** START OF DATA SECTION **

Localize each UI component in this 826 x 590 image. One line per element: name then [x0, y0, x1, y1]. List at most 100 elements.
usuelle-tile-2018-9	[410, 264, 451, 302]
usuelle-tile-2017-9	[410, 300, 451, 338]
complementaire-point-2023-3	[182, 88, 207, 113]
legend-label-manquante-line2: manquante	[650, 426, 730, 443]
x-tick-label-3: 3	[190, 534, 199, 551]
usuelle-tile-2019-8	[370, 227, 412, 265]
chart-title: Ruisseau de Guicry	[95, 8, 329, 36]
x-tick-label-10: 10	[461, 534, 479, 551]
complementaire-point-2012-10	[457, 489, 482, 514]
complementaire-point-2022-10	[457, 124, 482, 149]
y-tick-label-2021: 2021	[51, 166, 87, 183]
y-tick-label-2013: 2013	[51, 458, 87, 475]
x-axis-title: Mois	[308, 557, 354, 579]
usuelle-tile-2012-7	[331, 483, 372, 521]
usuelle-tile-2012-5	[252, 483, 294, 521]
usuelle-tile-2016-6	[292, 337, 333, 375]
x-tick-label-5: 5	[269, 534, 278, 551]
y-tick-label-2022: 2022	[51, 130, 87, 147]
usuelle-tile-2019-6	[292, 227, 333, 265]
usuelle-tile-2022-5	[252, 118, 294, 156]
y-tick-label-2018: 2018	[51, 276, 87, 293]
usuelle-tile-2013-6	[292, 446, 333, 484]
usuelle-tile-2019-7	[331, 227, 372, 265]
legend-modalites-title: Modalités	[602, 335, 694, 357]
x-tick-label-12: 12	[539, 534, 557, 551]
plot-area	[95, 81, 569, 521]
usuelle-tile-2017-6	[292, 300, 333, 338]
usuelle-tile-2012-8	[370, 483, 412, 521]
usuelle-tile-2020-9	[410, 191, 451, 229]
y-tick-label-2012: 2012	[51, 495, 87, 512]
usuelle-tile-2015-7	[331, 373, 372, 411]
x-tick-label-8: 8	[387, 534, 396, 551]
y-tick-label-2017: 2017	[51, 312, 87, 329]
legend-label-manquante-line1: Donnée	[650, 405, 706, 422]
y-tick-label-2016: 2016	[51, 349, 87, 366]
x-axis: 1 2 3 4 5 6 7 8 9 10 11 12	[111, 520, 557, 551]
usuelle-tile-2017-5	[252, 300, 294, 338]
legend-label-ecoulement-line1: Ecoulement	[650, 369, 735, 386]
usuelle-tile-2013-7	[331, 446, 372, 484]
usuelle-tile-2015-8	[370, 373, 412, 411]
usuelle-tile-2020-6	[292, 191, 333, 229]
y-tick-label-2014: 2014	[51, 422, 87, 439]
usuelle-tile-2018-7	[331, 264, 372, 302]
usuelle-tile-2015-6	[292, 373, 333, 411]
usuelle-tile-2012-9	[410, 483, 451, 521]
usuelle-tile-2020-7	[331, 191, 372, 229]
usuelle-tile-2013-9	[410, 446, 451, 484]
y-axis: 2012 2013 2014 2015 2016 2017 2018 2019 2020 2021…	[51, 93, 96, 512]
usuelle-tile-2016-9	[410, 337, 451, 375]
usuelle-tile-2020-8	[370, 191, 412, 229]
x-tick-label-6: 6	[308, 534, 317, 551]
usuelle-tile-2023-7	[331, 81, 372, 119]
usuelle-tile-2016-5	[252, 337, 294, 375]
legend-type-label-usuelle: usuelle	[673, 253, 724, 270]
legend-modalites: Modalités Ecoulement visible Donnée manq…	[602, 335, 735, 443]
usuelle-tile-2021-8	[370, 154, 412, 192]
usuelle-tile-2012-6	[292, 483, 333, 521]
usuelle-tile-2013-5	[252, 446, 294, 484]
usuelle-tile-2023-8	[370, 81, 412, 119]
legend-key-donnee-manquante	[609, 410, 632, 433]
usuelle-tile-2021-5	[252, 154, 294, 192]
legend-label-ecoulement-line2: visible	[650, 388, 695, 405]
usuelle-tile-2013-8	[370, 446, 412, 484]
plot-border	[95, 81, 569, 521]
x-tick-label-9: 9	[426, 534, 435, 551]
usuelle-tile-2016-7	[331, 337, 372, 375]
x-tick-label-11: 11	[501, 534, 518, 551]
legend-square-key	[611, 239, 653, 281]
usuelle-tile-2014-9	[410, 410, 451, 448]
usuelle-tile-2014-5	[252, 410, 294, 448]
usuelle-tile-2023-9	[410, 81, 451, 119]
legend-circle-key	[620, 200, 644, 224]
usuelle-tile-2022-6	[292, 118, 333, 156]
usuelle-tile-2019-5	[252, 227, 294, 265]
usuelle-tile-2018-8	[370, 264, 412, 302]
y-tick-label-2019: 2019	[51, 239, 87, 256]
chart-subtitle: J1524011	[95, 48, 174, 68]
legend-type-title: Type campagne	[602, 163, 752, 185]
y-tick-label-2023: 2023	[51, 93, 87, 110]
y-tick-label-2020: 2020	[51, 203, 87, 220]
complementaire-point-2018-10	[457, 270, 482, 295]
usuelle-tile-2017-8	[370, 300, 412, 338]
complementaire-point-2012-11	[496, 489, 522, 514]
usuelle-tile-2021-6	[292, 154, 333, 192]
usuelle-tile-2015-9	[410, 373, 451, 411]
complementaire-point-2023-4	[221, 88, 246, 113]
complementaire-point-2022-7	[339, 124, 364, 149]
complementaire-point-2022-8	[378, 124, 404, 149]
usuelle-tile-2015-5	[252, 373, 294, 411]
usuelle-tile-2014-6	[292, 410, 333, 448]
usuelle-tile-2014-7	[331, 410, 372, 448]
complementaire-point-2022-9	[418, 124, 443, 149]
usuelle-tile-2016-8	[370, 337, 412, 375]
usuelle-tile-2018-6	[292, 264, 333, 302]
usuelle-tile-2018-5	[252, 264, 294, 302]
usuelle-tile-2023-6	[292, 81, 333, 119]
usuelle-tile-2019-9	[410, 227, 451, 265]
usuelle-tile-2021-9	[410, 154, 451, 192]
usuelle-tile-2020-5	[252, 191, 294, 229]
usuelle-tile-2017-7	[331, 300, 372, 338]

** END OF DATA SECTION **

TASK BRIEF.
Please rewrite every one of the lines above, changing "usuelle" to "regular" and keeping everything else the same.

TASK RESULT.
Localize each UI component in this 826 x 590 image. One line per element: name then [x0, y0, x1, y1]. List at most 100 elements.
regular-tile-2018-9	[410, 264, 451, 302]
regular-tile-2017-9	[410, 300, 451, 338]
complementaire-point-2023-3	[182, 88, 207, 113]
legend-label-manquante-line2: manquante	[650, 426, 730, 443]
x-tick-label-3: 3	[190, 534, 199, 551]
regular-tile-2019-8	[370, 227, 412, 265]
chart-title: Ruisseau de Guicry	[95, 8, 329, 36]
x-tick-label-10: 10	[461, 534, 479, 551]
complementaire-point-2012-10	[457, 489, 482, 514]
complementaire-point-2022-10	[457, 124, 482, 149]
y-tick-label-2021: 2021	[51, 166, 87, 183]
y-tick-label-2013: 2013	[51, 458, 87, 475]
x-axis-title: Mois	[308, 557, 354, 579]
regular-tile-2012-7	[331, 483, 372, 521]
regular-tile-2012-5	[252, 483, 294, 521]
regular-tile-2016-6	[292, 337, 333, 375]
x-tick-label-5: 5	[269, 534, 278, 551]
y-tick-label-2022: 2022	[51, 130, 87, 147]
regular-tile-2019-6	[292, 227, 333, 265]
regular-tile-2022-5	[252, 118, 294, 156]
y-tick-label-2018: 2018	[51, 276, 87, 293]
regular-tile-2013-6	[292, 446, 333, 484]
regular-tile-2019-7	[331, 227, 372, 265]
legend-modalites-title: Modalités	[602, 335, 694, 357]
x-tick-label-12: 12	[539, 534, 557, 551]
plot-area	[95, 81, 569, 521]
regular-tile-2017-6	[292, 300, 333, 338]
regular-tile-2012-8	[370, 483, 412, 521]
regular-tile-2020-9	[410, 191, 451, 229]
y-tick-label-2012: 2012	[51, 495, 87, 512]
regular-tile-2015-7	[331, 373, 372, 411]
x-tick-label-8: 8	[387, 534, 396, 551]
y-tick-label-2017: 2017	[51, 312, 87, 329]
legend-label-manquante-line1: Donnée	[650, 405, 706, 422]
y-tick-label-2016: 2016	[51, 349, 87, 366]
x-axis: 1 2 3 4 5 6 7 8 9 10 11 12	[111, 520, 557, 551]
regular-tile-2017-5	[252, 300, 294, 338]
legend-label-ecoulement-line1: Ecoulement	[650, 369, 735, 386]
regular-tile-2013-7	[331, 446, 372, 484]
regular-tile-2015-8	[370, 373, 412, 411]
regular-tile-2020-6	[292, 191, 333, 229]
y-tick-label-2014: 2014	[51, 422, 87, 439]
regular-tile-2018-7	[331, 264, 372, 302]
regular-tile-2015-6	[292, 373, 333, 411]
regular-tile-2012-9	[410, 483, 451, 521]
regular-tile-2020-7	[331, 191, 372, 229]
regular-tile-2013-9	[410, 446, 451, 484]
y-axis: 2012 2013 2014 2015 2016 2017 2018 2019 2020 2021…	[51, 93, 96, 512]
regular-tile-2016-9	[410, 337, 451, 375]
regular-tile-2020-8	[370, 191, 412, 229]
x-tick-label-6: 6	[308, 534, 317, 551]
regular-tile-2023-7	[331, 81, 372, 119]
regular-tile-2016-5	[252, 337, 294, 375]
legend-type-label-regular: regular	[673, 253, 724, 270]
legend-modalites: Modalités Ecoulement visible Donnée manq…	[602, 335, 735, 443]
regular-tile-2021-8	[370, 154, 412, 192]
regular-tile-2012-6	[292, 483, 333, 521]
regular-tile-2013-5	[252, 446, 294, 484]
regular-tile-2023-8	[370, 81, 412, 119]
legend-key-donnee-manquante	[609, 410, 632, 433]
regular-tile-2021-5	[252, 154, 294, 192]
legend-label-ecoulement-line2: visible	[650, 388, 695, 405]
regular-tile-2013-8	[370, 446, 412, 484]
plot-border	[95, 81, 569, 521]
x-tick-label-9: 9	[426, 534, 435, 551]
regular-tile-2016-7	[331, 337, 372, 375]
x-tick-label-11: 11	[501, 534, 518, 551]
legend-square-key	[611, 239, 653, 281]
regular-tile-2014-9	[410, 410, 451, 448]
regular-tile-2014-5	[252, 410, 294, 448]
regular-tile-2023-9	[410, 81, 451, 119]
legend-circle-key	[620, 200, 644, 224]
regular-tile-2022-6	[292, 118, 333, 156]
regular-tile-2019-5	[252, 227, 294, 265]
regular-tile-2018-8	[370, 264, 412, 302]
y-tick-label-2019: 2019	[51, 239, 87, 256]
chart-subtitle: J1524011	[95, 48, 174, 68]
legend-type-title: Type campagne	[602, 163, 752, 185]
y-tick-label-2023: 2023	[51, 93, 87, 110]
y-tick-label-2020: 2020	[51, 203, 87, 220]
complementaire-point-2018-10	[457, 270, 482, 295]
regular-tile-2017-8	[370, 300, 412, 338]
complementaire-point-2012-11	[496, 489, 522, 514]
regular-tile-2021-6	[292, 154, 333, 192]
regular-tile-2015-9	[410, 373, 451, 411]
complementaire-point-2023-4	[221, 88, 246, 113]
complementaire-point-2022-7	[339, 124, 364, 149]
complementaire-point-2022-8	[378, 124, 404, 149]
regular-tile-2015-5	[252, 373, 294, 411]
regular-tile-2014-6	[292, 410, 333, 448]
regular-tile-2014-7	[331, 410, 372, 448]
complementaire-point-2022-9	[418, 124, 443, 149]
regular-tile-2016-8	[370, 337, 412, 375]
regular-tile-2018-6	[292, 264, 333, 302]
regular-tile-2018-5	[252, 264, 294, 302]
regular-tile-2023-6	[292, 81, 333, 119]
regular-tile-2019-9	[410, 227, 451, 265]
regular-tile-2021-9	[410, 154, 451, 192]
regular-tile-2020-5	[252, 191, 294, 229]
regular-tile-2017-7	[331, 300, 372, 338]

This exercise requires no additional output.